» Task: From the records below, copy every line that contains the word "причинения".

» Material for the task:
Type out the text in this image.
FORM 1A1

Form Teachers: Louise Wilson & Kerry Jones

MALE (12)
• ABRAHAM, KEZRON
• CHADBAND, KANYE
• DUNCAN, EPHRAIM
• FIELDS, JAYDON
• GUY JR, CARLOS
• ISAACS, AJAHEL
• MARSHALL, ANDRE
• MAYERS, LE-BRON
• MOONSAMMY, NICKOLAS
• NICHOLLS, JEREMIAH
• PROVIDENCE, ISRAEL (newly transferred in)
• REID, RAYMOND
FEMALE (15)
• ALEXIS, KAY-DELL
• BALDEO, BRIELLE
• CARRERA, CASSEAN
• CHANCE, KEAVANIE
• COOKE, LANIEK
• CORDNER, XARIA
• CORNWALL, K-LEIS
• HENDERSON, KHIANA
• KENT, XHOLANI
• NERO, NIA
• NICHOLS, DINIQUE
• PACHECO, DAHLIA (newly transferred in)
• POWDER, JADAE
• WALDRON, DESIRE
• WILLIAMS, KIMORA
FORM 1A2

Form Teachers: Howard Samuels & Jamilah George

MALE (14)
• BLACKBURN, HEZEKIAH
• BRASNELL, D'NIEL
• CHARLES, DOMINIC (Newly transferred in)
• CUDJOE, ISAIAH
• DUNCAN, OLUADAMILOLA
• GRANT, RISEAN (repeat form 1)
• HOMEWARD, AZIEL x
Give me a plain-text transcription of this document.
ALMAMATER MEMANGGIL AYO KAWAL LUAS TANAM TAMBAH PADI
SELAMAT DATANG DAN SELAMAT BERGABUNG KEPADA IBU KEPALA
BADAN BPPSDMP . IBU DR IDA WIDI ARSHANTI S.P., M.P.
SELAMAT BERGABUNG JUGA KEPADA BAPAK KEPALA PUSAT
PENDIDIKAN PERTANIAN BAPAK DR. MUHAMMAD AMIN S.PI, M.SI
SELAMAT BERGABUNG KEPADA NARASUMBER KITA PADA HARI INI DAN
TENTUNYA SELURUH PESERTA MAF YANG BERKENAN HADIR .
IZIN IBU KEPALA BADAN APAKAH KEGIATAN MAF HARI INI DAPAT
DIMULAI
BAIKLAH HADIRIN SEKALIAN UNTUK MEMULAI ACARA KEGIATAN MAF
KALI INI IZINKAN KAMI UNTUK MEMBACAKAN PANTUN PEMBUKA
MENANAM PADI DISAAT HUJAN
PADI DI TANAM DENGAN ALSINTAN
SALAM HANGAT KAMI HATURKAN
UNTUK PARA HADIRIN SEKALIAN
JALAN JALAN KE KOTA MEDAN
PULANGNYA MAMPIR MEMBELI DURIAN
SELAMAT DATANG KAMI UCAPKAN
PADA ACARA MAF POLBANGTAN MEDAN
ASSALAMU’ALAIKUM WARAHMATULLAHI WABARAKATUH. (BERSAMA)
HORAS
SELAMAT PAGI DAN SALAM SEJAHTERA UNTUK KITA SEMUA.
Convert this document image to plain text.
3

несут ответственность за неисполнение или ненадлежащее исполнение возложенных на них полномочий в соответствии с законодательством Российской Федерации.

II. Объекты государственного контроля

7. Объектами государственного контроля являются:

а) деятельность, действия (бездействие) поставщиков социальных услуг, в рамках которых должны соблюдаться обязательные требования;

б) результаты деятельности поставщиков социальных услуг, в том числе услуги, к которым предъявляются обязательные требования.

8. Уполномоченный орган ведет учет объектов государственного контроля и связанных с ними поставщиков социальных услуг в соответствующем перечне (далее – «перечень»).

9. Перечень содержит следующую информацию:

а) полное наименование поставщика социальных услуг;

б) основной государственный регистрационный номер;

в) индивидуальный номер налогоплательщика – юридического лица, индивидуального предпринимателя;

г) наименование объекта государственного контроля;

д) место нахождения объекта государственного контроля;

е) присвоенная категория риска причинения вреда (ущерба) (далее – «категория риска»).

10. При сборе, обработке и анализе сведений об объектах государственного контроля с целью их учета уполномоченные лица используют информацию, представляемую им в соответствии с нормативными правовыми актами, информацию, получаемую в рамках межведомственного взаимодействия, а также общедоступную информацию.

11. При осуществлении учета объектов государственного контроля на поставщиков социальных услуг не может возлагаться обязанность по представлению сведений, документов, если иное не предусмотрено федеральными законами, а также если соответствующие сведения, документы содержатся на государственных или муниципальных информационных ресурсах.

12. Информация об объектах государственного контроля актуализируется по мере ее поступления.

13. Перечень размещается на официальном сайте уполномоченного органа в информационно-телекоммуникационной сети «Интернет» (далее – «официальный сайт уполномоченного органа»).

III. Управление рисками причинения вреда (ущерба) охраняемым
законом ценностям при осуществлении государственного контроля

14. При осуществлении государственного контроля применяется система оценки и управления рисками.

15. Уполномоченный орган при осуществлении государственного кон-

» Correct output:
е) присвоенная категория риска причинения вреда (ущерба) (далее – «категория риска»).
III. Управление рисками причинения вреда (ущерба) охраняемым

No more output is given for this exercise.